[Excerpt from a dataset]
+===+

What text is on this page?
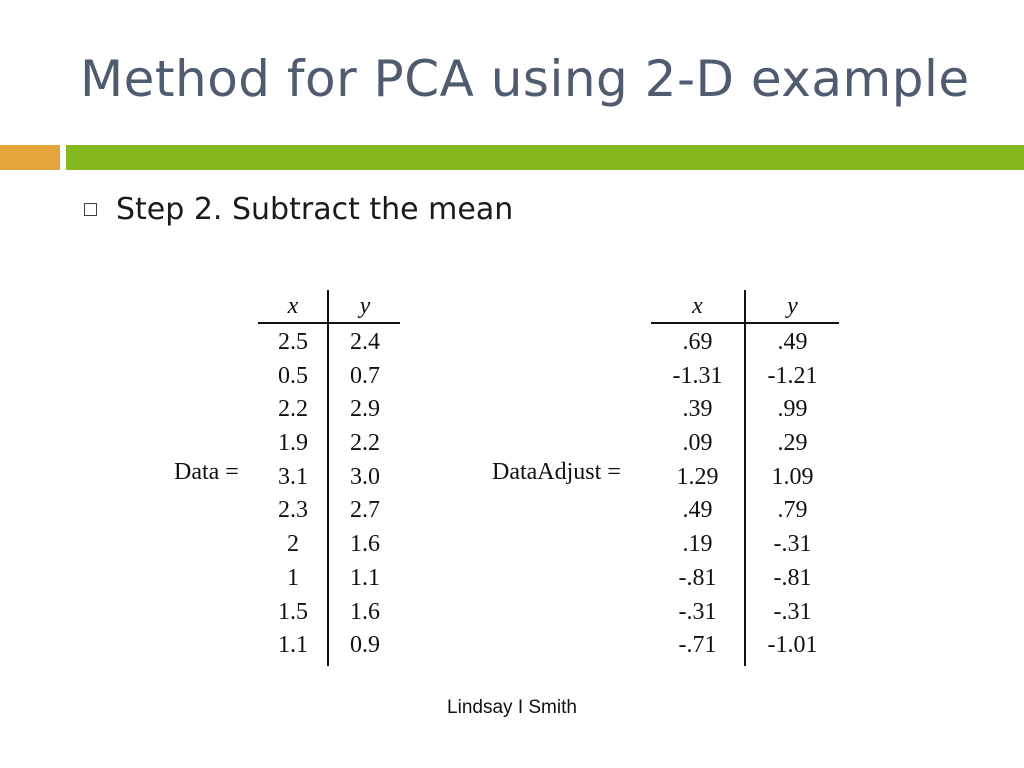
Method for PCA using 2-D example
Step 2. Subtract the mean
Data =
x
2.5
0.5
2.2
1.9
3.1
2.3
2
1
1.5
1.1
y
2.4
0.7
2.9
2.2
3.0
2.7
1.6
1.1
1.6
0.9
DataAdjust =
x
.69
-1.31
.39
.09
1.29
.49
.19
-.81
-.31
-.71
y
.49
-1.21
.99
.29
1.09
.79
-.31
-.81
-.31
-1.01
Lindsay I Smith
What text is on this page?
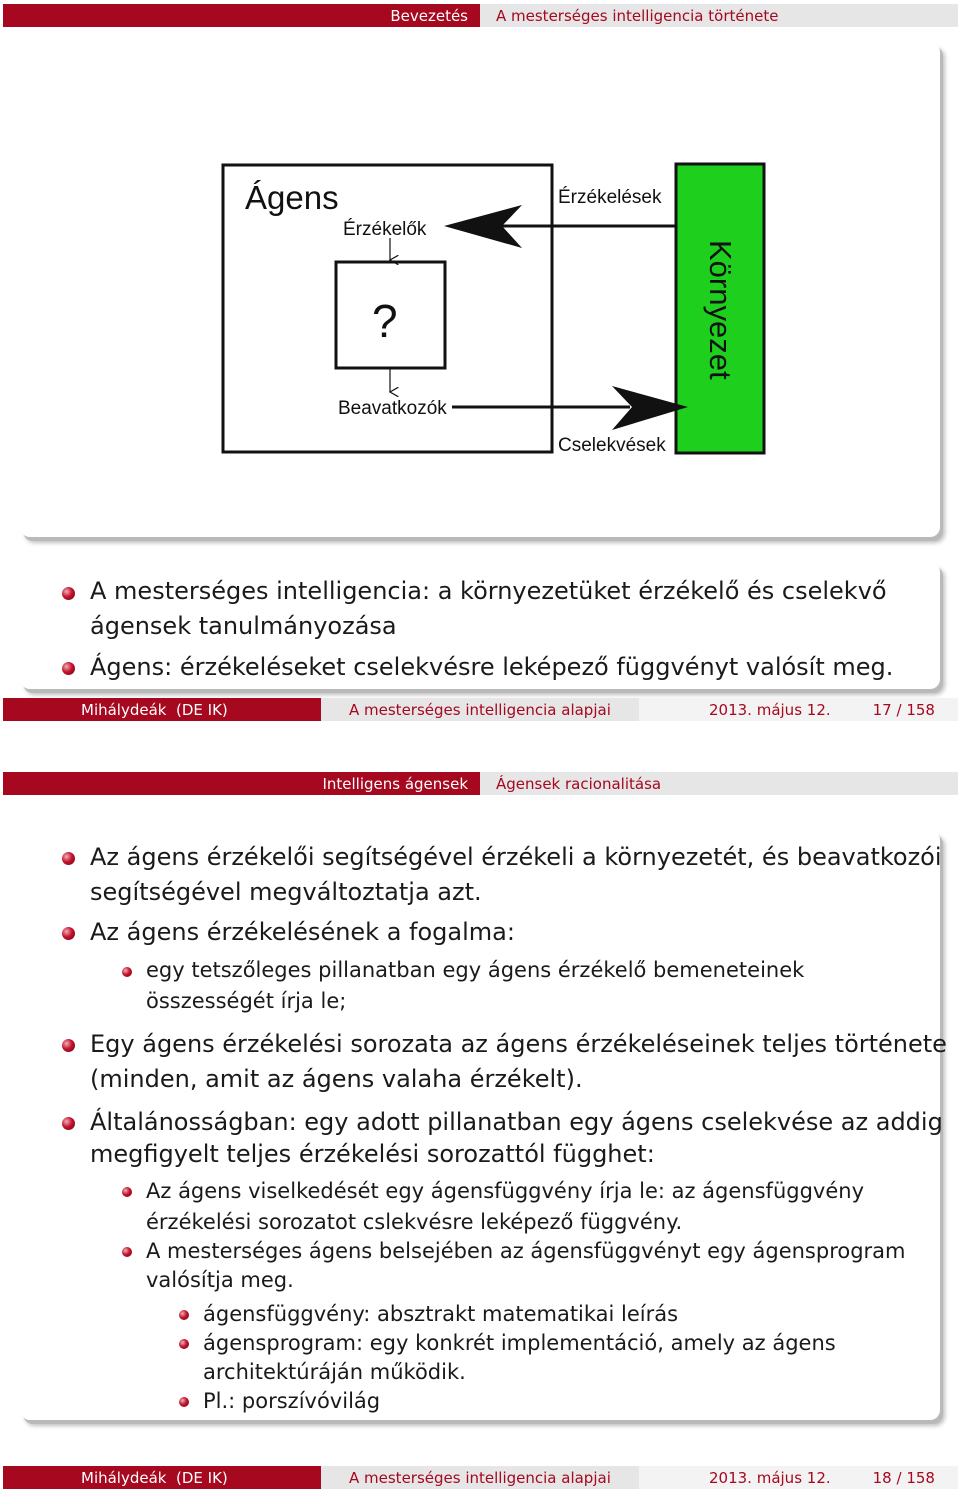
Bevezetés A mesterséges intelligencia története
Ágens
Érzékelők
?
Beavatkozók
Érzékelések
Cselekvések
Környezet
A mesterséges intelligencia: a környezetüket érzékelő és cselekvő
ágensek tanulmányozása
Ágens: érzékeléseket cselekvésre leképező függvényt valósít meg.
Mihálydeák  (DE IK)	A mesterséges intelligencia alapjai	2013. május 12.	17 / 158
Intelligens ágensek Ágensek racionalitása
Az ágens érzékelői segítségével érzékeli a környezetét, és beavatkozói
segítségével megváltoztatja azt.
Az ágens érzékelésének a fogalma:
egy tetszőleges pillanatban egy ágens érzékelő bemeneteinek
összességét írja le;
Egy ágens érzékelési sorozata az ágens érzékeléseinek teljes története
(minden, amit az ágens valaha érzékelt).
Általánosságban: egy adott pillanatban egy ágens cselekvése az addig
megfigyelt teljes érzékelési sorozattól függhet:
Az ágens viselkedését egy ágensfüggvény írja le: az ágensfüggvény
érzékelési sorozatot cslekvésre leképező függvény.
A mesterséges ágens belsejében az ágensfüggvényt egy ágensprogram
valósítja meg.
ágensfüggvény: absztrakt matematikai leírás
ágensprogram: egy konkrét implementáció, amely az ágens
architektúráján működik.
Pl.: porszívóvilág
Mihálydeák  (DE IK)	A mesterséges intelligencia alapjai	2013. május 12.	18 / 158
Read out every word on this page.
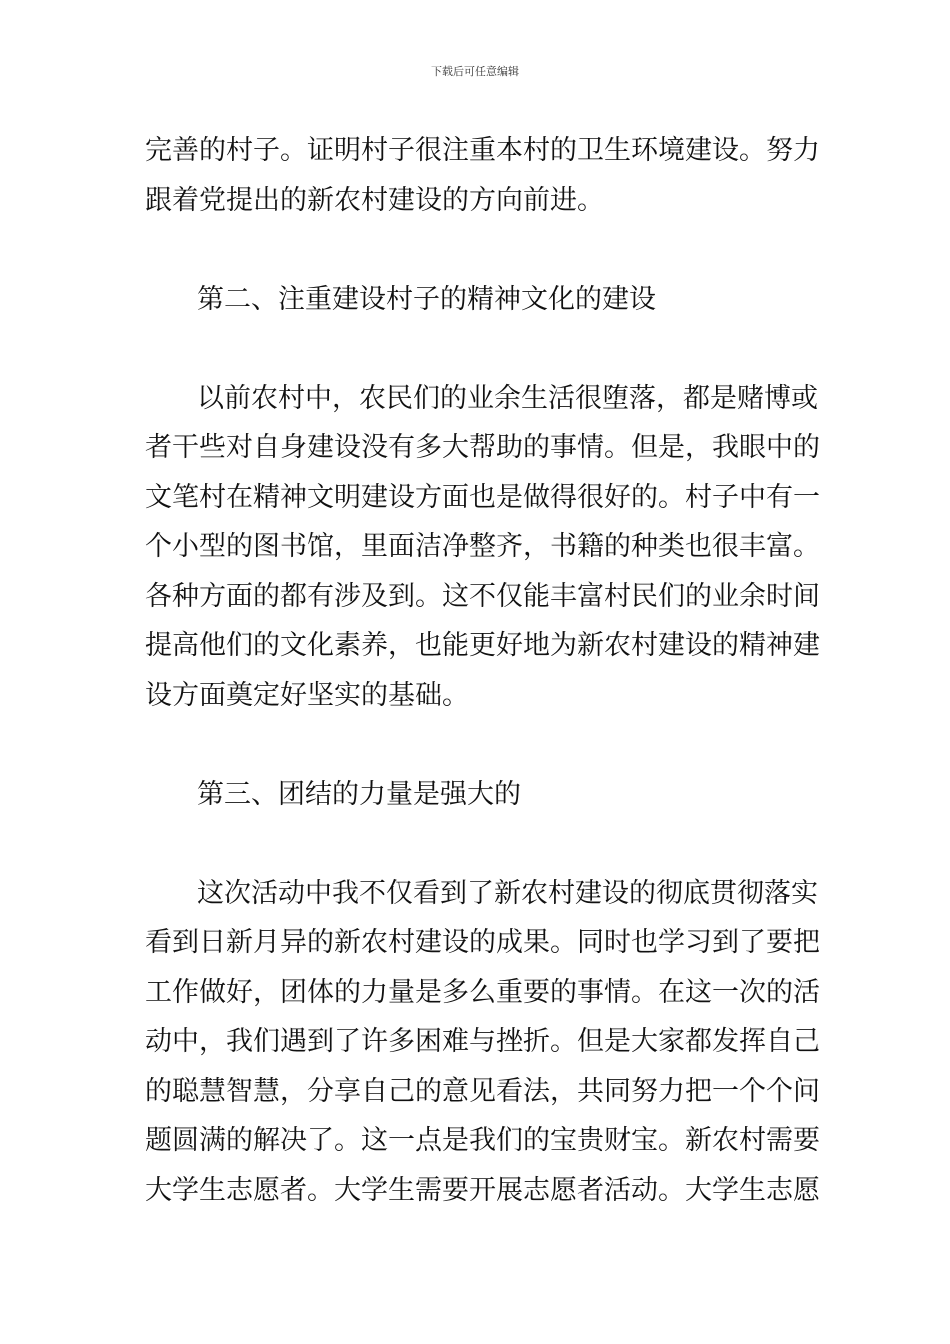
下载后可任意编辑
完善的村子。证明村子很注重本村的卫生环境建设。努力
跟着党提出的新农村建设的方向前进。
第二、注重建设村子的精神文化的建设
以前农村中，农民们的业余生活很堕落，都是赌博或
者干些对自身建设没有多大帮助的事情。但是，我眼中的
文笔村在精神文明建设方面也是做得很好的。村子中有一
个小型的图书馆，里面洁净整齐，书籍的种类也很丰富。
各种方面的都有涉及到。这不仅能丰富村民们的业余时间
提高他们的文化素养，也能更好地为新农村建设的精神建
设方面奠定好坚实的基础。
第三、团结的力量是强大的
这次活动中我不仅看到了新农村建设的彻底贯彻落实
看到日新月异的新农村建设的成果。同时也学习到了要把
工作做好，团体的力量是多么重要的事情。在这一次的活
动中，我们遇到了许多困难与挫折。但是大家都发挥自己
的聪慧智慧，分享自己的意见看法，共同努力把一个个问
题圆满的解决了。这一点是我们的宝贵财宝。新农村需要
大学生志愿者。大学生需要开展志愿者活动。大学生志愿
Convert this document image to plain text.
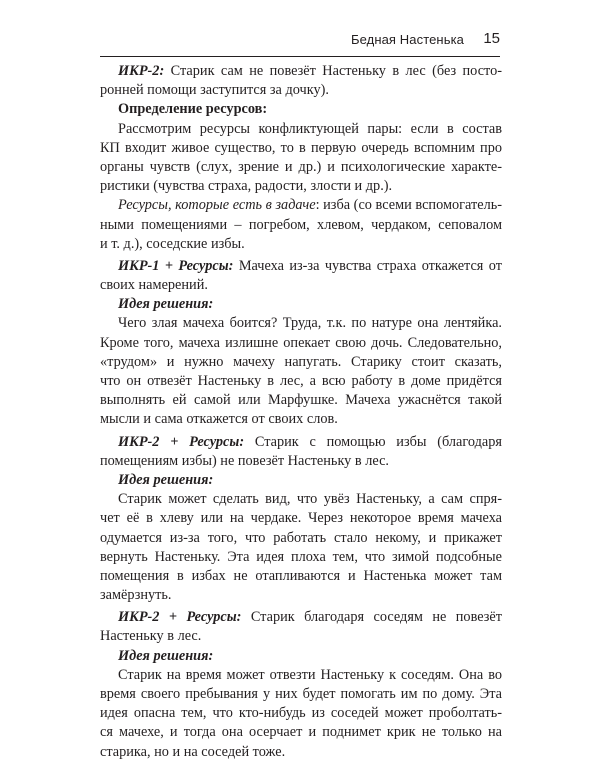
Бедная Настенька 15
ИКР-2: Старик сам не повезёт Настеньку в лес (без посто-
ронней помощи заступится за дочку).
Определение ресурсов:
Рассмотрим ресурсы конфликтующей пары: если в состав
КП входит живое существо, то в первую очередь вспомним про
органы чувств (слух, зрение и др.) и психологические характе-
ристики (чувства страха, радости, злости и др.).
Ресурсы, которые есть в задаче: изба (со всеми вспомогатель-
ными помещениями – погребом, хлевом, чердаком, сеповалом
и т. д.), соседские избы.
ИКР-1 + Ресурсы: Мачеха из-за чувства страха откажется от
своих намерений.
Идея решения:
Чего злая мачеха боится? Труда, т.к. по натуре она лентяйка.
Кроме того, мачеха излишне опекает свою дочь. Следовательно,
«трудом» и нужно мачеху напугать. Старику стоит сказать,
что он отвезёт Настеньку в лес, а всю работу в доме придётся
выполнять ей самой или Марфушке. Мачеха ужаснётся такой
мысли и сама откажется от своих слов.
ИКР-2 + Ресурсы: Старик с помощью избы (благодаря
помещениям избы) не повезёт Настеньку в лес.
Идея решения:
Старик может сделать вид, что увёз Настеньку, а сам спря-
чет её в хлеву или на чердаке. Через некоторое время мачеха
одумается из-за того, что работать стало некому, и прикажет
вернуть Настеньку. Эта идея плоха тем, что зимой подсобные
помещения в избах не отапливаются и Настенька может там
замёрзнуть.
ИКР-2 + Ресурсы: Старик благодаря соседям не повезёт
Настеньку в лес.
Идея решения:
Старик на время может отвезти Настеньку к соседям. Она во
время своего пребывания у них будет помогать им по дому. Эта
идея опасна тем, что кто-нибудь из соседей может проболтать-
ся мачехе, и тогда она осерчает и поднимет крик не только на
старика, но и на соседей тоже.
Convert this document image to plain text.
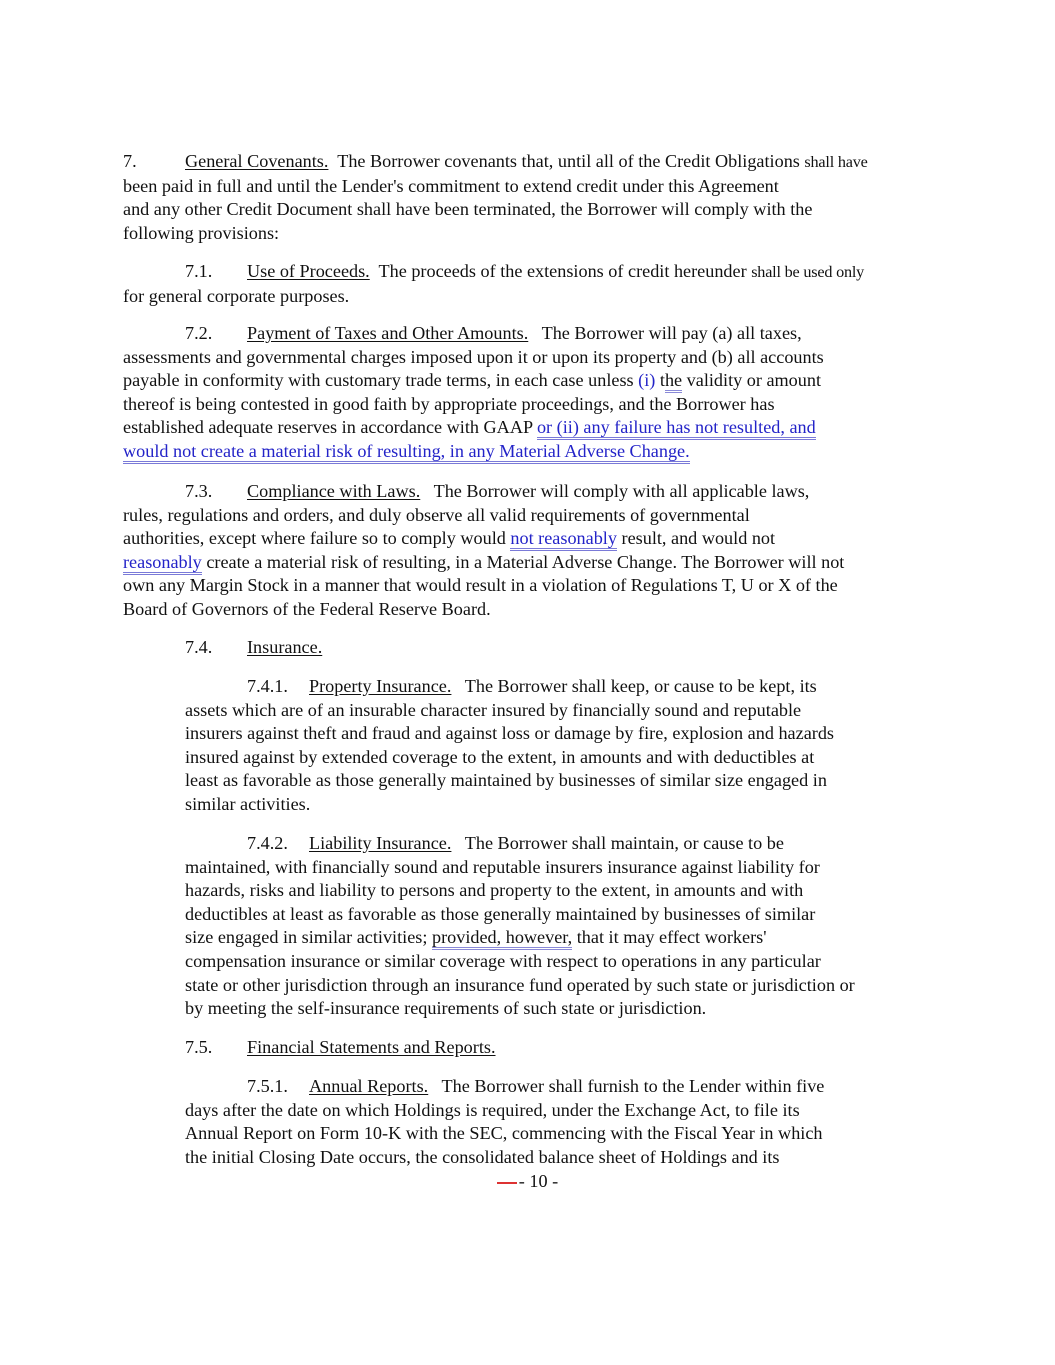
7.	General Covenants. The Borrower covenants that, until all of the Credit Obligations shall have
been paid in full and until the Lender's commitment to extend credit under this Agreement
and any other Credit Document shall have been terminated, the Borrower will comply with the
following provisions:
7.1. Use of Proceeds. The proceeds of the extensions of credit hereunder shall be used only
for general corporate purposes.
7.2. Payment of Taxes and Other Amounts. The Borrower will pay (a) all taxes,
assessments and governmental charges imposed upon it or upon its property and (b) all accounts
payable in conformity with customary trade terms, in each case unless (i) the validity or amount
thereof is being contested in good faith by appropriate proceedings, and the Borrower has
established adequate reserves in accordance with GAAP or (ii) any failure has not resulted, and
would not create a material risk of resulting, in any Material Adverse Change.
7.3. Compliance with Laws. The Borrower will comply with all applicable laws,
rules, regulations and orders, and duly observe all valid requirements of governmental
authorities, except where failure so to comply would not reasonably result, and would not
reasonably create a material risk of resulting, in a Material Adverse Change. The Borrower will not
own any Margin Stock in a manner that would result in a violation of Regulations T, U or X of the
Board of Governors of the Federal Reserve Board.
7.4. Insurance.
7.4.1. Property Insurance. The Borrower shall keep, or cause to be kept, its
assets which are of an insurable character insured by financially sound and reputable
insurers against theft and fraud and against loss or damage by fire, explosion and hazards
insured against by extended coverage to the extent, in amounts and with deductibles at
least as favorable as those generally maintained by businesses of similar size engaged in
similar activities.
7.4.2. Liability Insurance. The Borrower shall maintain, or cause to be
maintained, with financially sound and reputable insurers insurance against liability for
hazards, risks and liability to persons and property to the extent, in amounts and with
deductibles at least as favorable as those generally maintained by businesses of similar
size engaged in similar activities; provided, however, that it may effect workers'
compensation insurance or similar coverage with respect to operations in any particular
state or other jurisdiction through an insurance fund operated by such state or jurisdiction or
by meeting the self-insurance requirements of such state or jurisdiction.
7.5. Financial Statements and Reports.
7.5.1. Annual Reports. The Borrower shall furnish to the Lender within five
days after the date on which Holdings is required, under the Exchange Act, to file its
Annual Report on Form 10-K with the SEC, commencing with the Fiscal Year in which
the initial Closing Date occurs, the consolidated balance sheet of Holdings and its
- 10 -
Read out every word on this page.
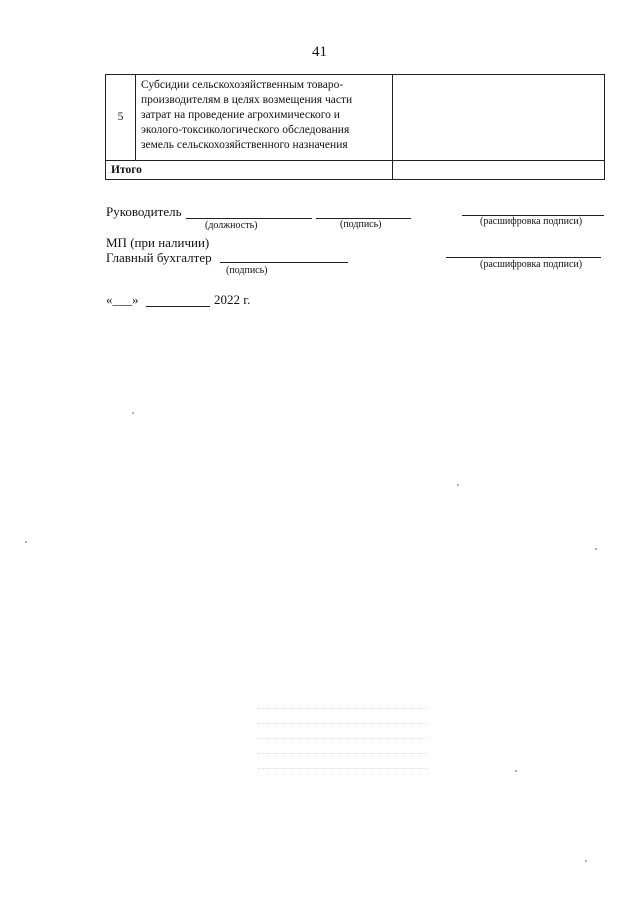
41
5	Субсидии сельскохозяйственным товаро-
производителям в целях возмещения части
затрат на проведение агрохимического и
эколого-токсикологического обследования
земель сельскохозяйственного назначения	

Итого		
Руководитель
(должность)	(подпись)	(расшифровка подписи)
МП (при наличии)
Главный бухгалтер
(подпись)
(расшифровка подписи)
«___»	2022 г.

+===+

_Written instruction_: Give the number of lines in the records that contain the string "страха", with no other output.

_Final answer_: 2